■ Your task
Please print every record below exactly as it appears.

■ Recorded information
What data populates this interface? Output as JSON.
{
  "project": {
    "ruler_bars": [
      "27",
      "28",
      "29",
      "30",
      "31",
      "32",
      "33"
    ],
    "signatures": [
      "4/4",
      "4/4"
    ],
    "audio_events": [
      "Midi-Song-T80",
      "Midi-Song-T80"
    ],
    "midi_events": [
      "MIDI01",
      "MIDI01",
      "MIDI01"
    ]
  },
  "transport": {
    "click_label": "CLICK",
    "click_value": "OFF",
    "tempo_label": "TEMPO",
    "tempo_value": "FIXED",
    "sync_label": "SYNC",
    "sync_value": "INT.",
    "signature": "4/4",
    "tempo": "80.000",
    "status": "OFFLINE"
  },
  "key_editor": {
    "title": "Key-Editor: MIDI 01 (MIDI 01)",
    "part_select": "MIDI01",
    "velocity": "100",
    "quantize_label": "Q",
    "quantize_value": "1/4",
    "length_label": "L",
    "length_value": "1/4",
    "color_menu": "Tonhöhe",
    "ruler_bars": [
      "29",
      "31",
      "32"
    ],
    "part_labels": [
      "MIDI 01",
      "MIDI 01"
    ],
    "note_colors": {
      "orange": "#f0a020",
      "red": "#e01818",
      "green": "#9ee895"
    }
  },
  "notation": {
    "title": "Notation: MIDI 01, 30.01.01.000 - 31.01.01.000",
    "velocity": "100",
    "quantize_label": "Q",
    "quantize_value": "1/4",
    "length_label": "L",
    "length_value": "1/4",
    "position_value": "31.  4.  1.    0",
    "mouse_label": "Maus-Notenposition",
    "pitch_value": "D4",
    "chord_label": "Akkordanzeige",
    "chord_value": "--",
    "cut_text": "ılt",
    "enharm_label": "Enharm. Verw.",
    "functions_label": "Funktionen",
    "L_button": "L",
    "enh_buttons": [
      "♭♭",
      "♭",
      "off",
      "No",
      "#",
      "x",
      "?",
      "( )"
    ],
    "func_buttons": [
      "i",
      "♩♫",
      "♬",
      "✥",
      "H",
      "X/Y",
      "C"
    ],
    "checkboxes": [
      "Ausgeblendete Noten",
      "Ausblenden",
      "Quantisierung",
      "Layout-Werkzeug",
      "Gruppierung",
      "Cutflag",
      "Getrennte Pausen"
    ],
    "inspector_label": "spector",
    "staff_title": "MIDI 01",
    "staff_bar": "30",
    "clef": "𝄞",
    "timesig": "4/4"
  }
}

■ Solution for this task
What data populates this interface? Output as JSON.
{
  "project": {
    "ruler_bars": [
      "27",
      "28",
      "29",
      "30",
      "31",
      "32",
      "33"
    ],
    "signatures": [
      "4/4",
      "4/4"
    ],
    "audio_events": [
      "Midi-Song-T80",
      "Midi-Song-T80"
    ],
    "midi_events": [
      "MIDI01",
      "MIDI01",
      "MIDI01"
    ]
  },
  "transport": {
    "click_label": "CLICK",
    "click_value": "OFF",
    "tempo_label": "TEMPO",
    "tempo_value": "FIXED",
    "sync_label": "SYNC",
    "sync_value": "INT.",
    "signature": "4/4",
    "tempo": "80.000",
    "status": "OFFLINE"
  },
  "key_editor": {
    "title": "Key-Editor: MIDI 01 (MIDI 01)",
    "part_select": "MIDI01",
    "velocity": "100",
    "quantize_label": "Q",
    "quantize_value": "1/4",
    "length_label": "L",
    "length_value": "1/4",
    "color_menu": "Tonhöhe",
    "ruler_bars": [
      "29",
      "31",
      "32"
    ],
    "part_labels": [
      "MIDI 01",
      "MIDI 01"
    ],
    "note_colors": {
      "orange": "#f0a020",
      "red": "#e01818",
      "green": "#9ee895"
    }
  },
  "notation": {
    "title": "Notation: MIDI 01, 30.01.01.000 - 31.01.01.000",
    "velocity": "100",
    "quantize_label": "Q",
    "quantize_value": "1/4",
    "length_label": "L",
    "length_value": "1/4",
    "position_value": "31.  4.  1.    0",
    "mouse_label": "Maus-Notenposition",
    "pitch_value": "D4",
    "chord_label": "Akkordanzeige",
    "chord_value": "--",
    "cut_text": "ılt",
    "enharm_label": "Enharm. Verw.",
    "functions_label": "Funktionen",
    "L_button": "L",
    "enh_buttons": [
      "♭♭",
      "♭",
      "off",
      "No",
      "#",
      "x",
      "?",
      "( )"
    ],
    "func_buttons": [
      "i",
      "♩♫",
      "♬",
      "✥",
      "H",
      "X/Y",
      "C"
    ],
    "checkboxes": [
      "Ausgeblendete Noten",
      "Ausblenden",
      "Quantisierung",
      "Layout-Werkzeug",
      "Gruppierung",
      "Cutflag",
      "Getrennte Pausen"
    ],
    "inspector_label": "spector",
    "staff_title": "MIDI 01",
    "staff_bar": "30",
    "clef": "𝄞",
    "timesig": "4/4"
  }
}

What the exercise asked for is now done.